* YOUR TASK:
Pick out each line containing the string "screenshot".

* MATERIAL:
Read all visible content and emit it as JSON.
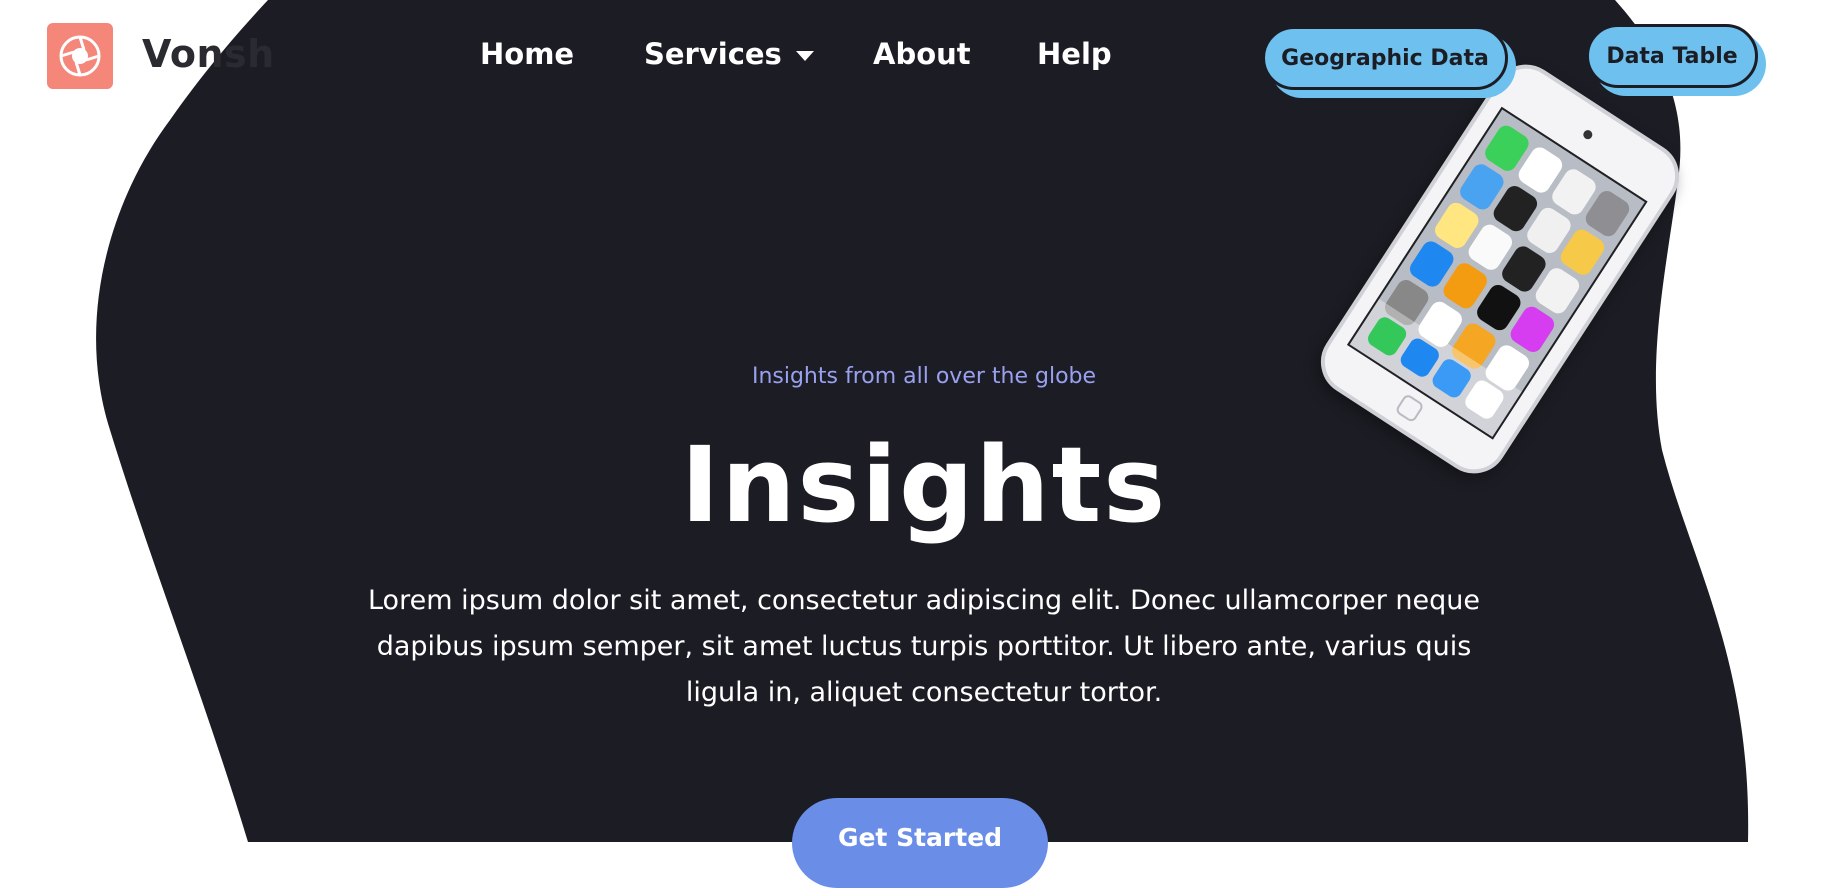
{
  "brand": {
    "name": "Vonsh"
  },
  "nav": {
    "items": [
      {
        "label": "Home"
      },
      {
        "label": "Services"
      },
      {
        "label": "About"
      },
      {
        "label": "Help"
      }
    ]
  },
  "actions": {
    "geographic": "Geographic Data",
    "table": "Data Table"
  },
  "hero": {
    "tagline": "Insights from all over the globe",
    "title": "Insights",
    "body": "Lorem ipsum dolor sit amet, consectetur adipiscing elit. Donec ullamcorper neque dapibus ipsum semper, sit amet luctus turpis porttitor. Ut libero ante, varius quis ligula in, aliquet consectetur tortor.",
    "cta": "Get Started"
  },
  "colors": {
    "background": "#ffffff",
    "hero_bg": "#1c1d24",
    "accent_blue": "#6ec0ef",
    "cta_blue": "#6a8ee8",
    "tagline": "#9aa0f0",
    "logo": "#f4877a"
  },
  "icons": {
    "logo": "aperture-icon",
    "dropdown": "chevron-down-icon",
    "device": "phone-image"
  }
}
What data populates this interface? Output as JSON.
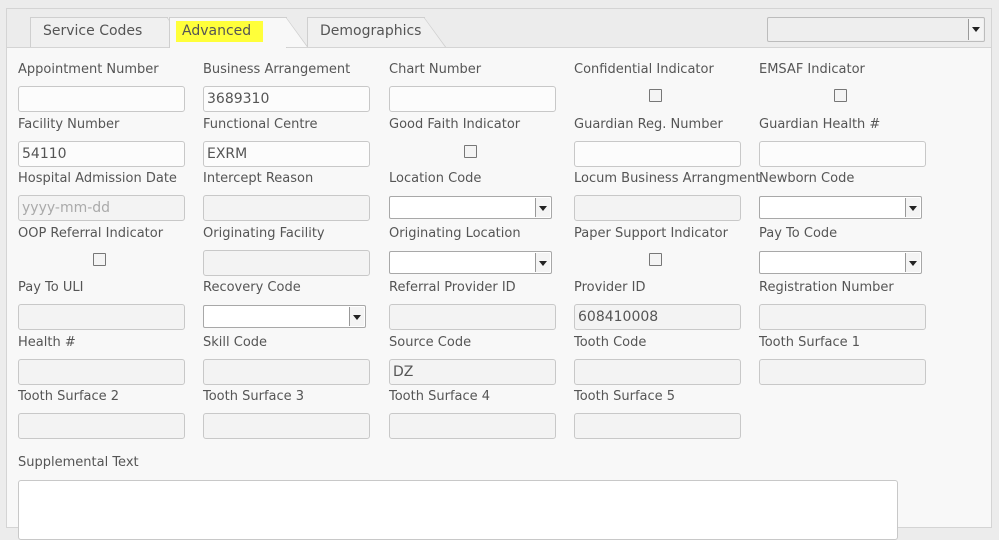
{
  "tabs": [
    {
      "label": "Service Codes",
      "active": false
    },
    {
      "label": "Advanced",
      "active": true,
      "highlight_color": "#ffff3a"
    },
    {
      "label": "Demographics",
      "active": false
    }
  ],
  "top_select": {
    "value": ""
  },
  "fields": {
    "appointment_number": {
      "label": "Appointment Number",
      "value": ""
    },
    "business_arrangement": {
      "label": "Business Arrangement",
      "value": "3689310"
    },
    "chart_number": {
      "label": "Chart Number",
      "value": ""
    },
    "confidential_indicator": {
      "label": "Confidential Indicator",
      "checked": false
    },
    "emsaf_indicator": {
      "label": "EMSAF Indicator",
      "checked": false
    },
    "facility_number": {
      "label": "Facility Number",
      "value": "54110"
    },
    "functional_centre": {
      "label": "Functional Centre",
      "value": "EXRM"
    },
    "good_faith_indicator": {
      "label": "Good Faith Indicator",
      "checked": false
    },
    "guardian_reg_number": {
      "label": "Guardian Reg. Number",
      "value": ""
    },
    "guardian_health": {
      "label": "Guardian Health #",
      "value": ""
    },
    "hospital_admission_date": {
      "label": "Hospital Admission Date",
      "value": "",
      "placeholder": "yyyy-mm-dd"
    },
    "intercept_reason": {
      "label": "Intercept Reason",
      "value": ""
    },
    "location_code": {
      "label": "Location Code",
      "value": ""
    },
    "locum_business_arrangment": {
      "label": "Locum Business Arrangment",
      "value": ""
    },
    "newborn_code": {
      "label": "Newborn Code",
      "value": ""
    },
    "oop_referral_indicator": {
      "label": "OOP Referral Indicator",
      "checked": false
    },
    "originating_facility": {
      "label": "Originating Facility",
      "value": ""
    },
    "originating_location": {
      "label": "Originating Location",
      "value": ""
    },
    "paper_support_indicator": {
      "label": "Paper Support Indicator",
      "checked": false
    },
    "pay_to_code": {
      "label": "Pay To Code",
      "value": ""
    },
    "pay_to_uli": {
      "label": "Pay To ULI",
      "value": ""
    },
    "recovery_code": {
      "label": "Recovery Code",
      "value": ""
    },
    "referral_provider_id": {
      "label": "Referral Provider ID",
      "value": ""
    },
    "provider_id": {
      "label": "Provider ID",
      "value": "608410008"
    },
    "registration_number": {
      "label": "Registration Number",
      "value": ""
    },
    "health_number": {
      "label": "Health #",
      "value": ""
    },
    "skill_code": {
      "label": "Skill Code",
      "value": ""
    },
    "source_code": {
      "label": "Source Code",
      "value": "DZ"
    },
    "tooth_code": {
      "label": "Tooth Code",
      "value": ""
    },
    "tooth_surface_1": {
      "label": "Tooth Surface 1",
      "value": ""
    },
    "tooth_surface_2": {
      "label": "Tooth Surface 2",
      "value": ""
    },
    "tooth_surface_3": {
      "label": "Tooth Surface 3",
      "value": ""
    },
    "tooth_surface_4": {
      "label": "Tooth Surface 4",
      "value": ""
    },
    "tooth_surface_5": {
      "label": "Tooth Surface 5",
      "value": ""
    },
    "supplemental_text": {
      "label": "Supplemental Text",
      "value": ""
    }
  }
}
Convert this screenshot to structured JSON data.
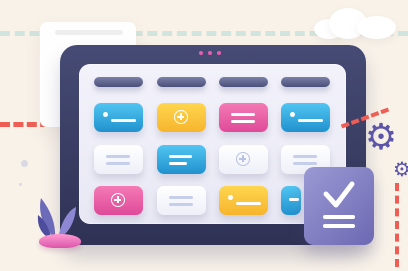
{
  "scene": {
    "kind": "task board illustration",
    "palette": {
      "background": "#f8f2e9",
      "device": "#3e4268",
      "screen": "#eeedf8",
      "blue": "#2b9ad6",
      "yellow": "#ffc83c",
      "pink": "#ef5fa8",
      "purple": "#7d79c2",
      "red_dash": "#ef5e55",
      "mint_dash": "#cfe4dd"
    }
  },
  "board": {
    "rows": [
      [
        "header",
        "header",
        "header",
        "header"
      ],
      [
        "blue-note",
        "yellow-add",
        "pink-lines",
        "blue-note"
      ],
      [
        "white-lines",
        "blue-lines",
        "white-add",
        "white-lines"
      ],
      [
        "pink-add",
        "white-lines",
        "yellow-note",
        "blue-partial"
      ]
    ]
  },
  "icons": {
    "add": "plus-circle-icon",
    "approve": "check-list-icon",
    "settings": "gear-icon"
  }
}
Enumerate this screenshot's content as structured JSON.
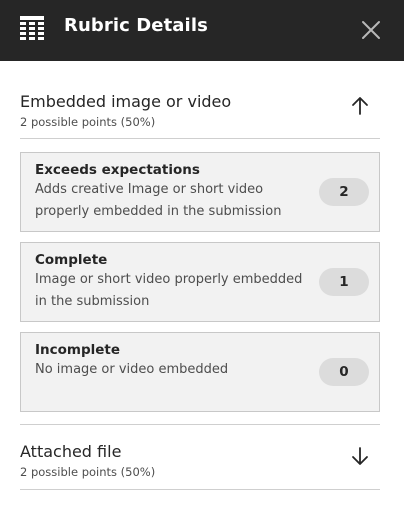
{
  "header": {
    "title": "Rubric Details",
    "close_icon": "close-icon",
    "rubric_icon": "rubric-grid-icon"
  },
  "sections": [
    {
      "title": "Embedded image or video",
      "subtitle": "2 possible points (50%)",
      "expanded": true,
      "toggle_icon": "arrow-up-icon",
      "criteria": [
        {
          "name": "Exceeds expectations",
          "description": "Adds creative Image or short video properly embedded in the submission",
          "points": "2"
        },
        {
          "name": "Complete",
          "description": "Image or short video properly embedded in the submission",
          "points": "1"
        },
        {
          "name": "Incomplete",
          "description": "No image or video embedded",
          "points": "0"
        }
      ]
    },
    {
      "title": "Attached file",
      "subtitle": "2 possible points (50%)",
      "expanded": false,
      "toggle_icon": "arrow-down-icon"
    }
  ],
  "colors": {
    "header_bg": "#262626",
    "card_bg": "#f2f2f2",
    "points_pill": "#dcdcdc"
  }
}
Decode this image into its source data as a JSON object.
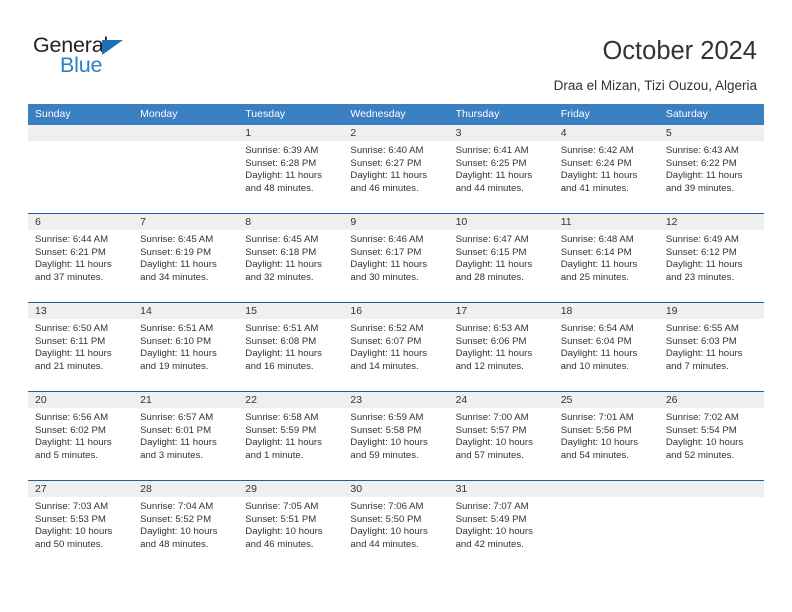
{
  "logo": {
    "word_top": "General",
    "word_bottom": "Blue",
    "triangle": "blue-triangle-icon",
    "accent_dark": "#231f20",
    "accent_blue": "#2a7fc9"
  },
  "header": {
    "title": "October 2024",
    "subtitle": "Draa el Mizan, Tizi Ouzou, Algeria"
  },
  "theme": {
    "header_blue": "#3a7fc1",
    "week_divider_blue": "#1f5fa0",
    "daynum_band": "#efefef",
    "text": "#333333"
  },
  "calendar": {
    "weekdays": [
      "Sunday",
      "Monday",
      "Tuesday",
      "Wednesday",
      "Thursday",
      "Friday",
      "Saturday"
    ],
    "weeks": [
      [
        {
          "day": "",
          "lines": []
        },
        {
          "day": "",
          "lines": []
        },
        {
          "day": "1",
          "lines": [
            "Sunrise: 6:39 AM",
            "Sunset: 6:28 PM",
            "Daylight: 11 hours",
            "and 48 minutes."
          ]
        },
        {
          "day": "2",
          "lines": [
            "Sunrise: 6:40 AM",
            "Sunset: 6:27 PM",
            "Daylight: 11 hours",
            "and 46 minutes."
          ]
        },
        {
          "day": "3",
          "lines": [
            "Sunrise: 6:41 AM",
            "Sunset: 6:25 PM",
            "Daylight: 11 hours",
            "and 44 minutes."
          ]
        },
        {
          "day": "4",
          "lines": [
            "Sunrise: 6:42 AM",
            "Sunset: 6:24 PM",
            "Daylight: 11 hours",
            "and 41 minutes."
          ]
        },
        {
          "day": "5",
          "lines": [
            "Sunrise: 6:43 AM",
            "Sunset: 6:22 PM",
            "Daylight: 11 hours",
            "and 39 minutes."
          ]
        }
      ],
      [
        {
          "day": "6",
          "lines": [
            "Sunrise: 6:44 AM",
            "Sunset: 6:21 PM",
            "Daylight: 11 hours",
            "and 37 minutes."
          ]
        },
        {
          "day": "7",
          "lines": [
            "Sunrise: 6:45 AM",
            "Sunset: 6:19 PM",
            "Daylight: 11 hours",
            "and 34 minutes."
          ]
        },
        {
          "day": "8",
          "lines": [
            "Sunrise: 6:45 AM",
            "Sunset: 6:18 PM",
            "Daylight: 11 hours",
            "and 32 minutes."
          ]
        },
        {
          "day": "9",
          "lines": [
            "Sunrise: 6:46 AM",
            "Sunset: 6:17 PM",
            "Daylight: 11 hours",
            "and 30 minutes."
          ]
        },
        {
          "day": "10",
          "lines": [
            "Sunrise: 6:47 AM",
            "Sunset: 6:15 PM",
            "Daylight: 11 hours",
            "and 28 minutes."
          ]
        },
        {
          "day": "11",
          "lines": [
            "Sunrise: 6:48 AM",
            "Sunset: 6:14 PM",
            "Daylight: 11 hours",
            "and 25 minutes."
          ]
        },
        {
          "day": "12",
          "lines": [
            "Sunrise: 6:49 AM",
            "Sunset: 6:12 PM",
            "Daylight: 11 hours",
            "and 23 minutes."
          ]
        }
      ],
      [
        {
          "day": "13",
          "lines": [
            "Sunrise: 6:50 AM",
            "Sunset: 6:11 PM",
            "Daylight: 11 hours",
            "and 21 minutes."
          ]
        },
        {
          "day": "14",
          "lines": [
            "Sunrise: 6:51 AM",
            "Sunset: 6:10 PM",
            "Daylight: 11 hours",
            "and 19 minutes."
          ]
        },
        {
          "day": "15",
          "lines": [
            "Sunrise: 6:51 AM",
            "Sunset: 6:08 PM",
            "Daylight: 11 hours",
            "and 16 minutes."
          ]
        },
        {
          "day": "16",
          "lines": [
            "Sunrise: 6:52 AM",
            "Sunset: 6:07 PM",
            "Daylight: 11 hours",
            "and 14 minutes."
          ]
        },
        {
          "day": "17",
          "lines": [
            "Sunrise: 6:53 AM",
            "Sunset: 6:06 PM",
            "Daylight: 11 hours",
            "and 12 minutes."
          ]
        },
        {
          "day": "18",
          "lines": [
            "Sunrise: 6:54 AM",
            "Sunset: 6:04 PM",
            "Daylight: 11 hours",
            "and 10 minutes."
          ]
        },
        {
          "day": "19",
          "lines": [
            "Sunrise: 6:55 AM",
            "Sunset: 6:03 PM",
            "Daylight: 11 hours",
            "and 7 minutes."
          ]
        }
      ],
      [
        {
          "day": "20",
          "lines": [
            "Sunrise: 6:56 AM",
            "Sunset: 6:02 PM",
            "Daylight: 11 hours",
            "and 5 minutes."
          ]
        },
        {
          "day": "21",
          "lines": [
            "Sunrise: 6:57 AM",
            "Sunset: 6:01 PM",
            "Daylight: 11 hours",
            "and 3 minutes."
          ]
        },
        {
          "day": "22",
          "lines": [
            "Sunrise: 6:58 AM",
            "Sunset: 5:59 PM",
            "Daylight: 11 hours",
            "and 1 minute."
          ]
        },
        {
          "day": "23",
          "lines": [
            "Sunrise: 6:59 AM",
            "Sunset: 5:58 PM",
            "Daylight: 10 hours",
            "and 59 minutes."
          ]
        },
        {
          "day": "24",
          "lines": [
            "Sunrise: 7:00 AM",
            "Sunset: 5:57 PM",
            "Daylight: 10 hours",
            "and 57 minutes."
          ]
        },
        {
          "day": "25",
          "lines": [
            "Sunrise: 7:01 AM",
            "Sunset: 5:56 PM",
            "Daylight: 10 hours",
            "and 54 minutes."
          ]
        },
        {
          "day": "26",
          "lines": [
            "Sunrise: 7:02 AM",
            "Sunset: 5:54 PM",
            "Daylight: 10 hours",
            "and 52 minutes."
          ]
        }
      ],
      [
        {
          "day": "27",
          "lines": [
            "Sunrise: 7:03 AM",
            "Sunset: 5:53 PM",
            "Daylight: 10 hours",
            "and 50 minutes."
          ]
        },
        {
          "day": "28",
          "lines": [
            "Sunrise: 7:04 AM",
            "Sunset: 5:52 PM",
            "Daylight: 10 hours",
            "and 48 minutes."
          ]
        },
        {
          "day": "29",
          "lines": [
            "Sunrise: 7:05 AM",
            "Sunset: 5:51 PM",
            "Daylight: 10 hours",
            "and 46 minutes."
          ]
        },
        {
          "day": "30",
          "lines": [
            "Sunrise: 7:06 AM",
            "Sunset: 5:50 PM",
            "Daylight: 10 hours",
            "and 44 minutes."
          ]
        },
        {
          "day": "31",
          "lines": [
            "Sunrise: 7:07 AM",
            "Sunset: 5:49 PM",
            "Daylight: 10 hours",
            "and 42 minutes."
          ]
        },
        {
          "day": "",
          "lines": []
        },
        {
          "day": "",
          "lines": []
        }
      ]
    ]
  }
}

* OUTPUT FOR THIS TASK:
Convert this screenshot to structured JSON data.
Enumerate this screenshot's content as structured JSON.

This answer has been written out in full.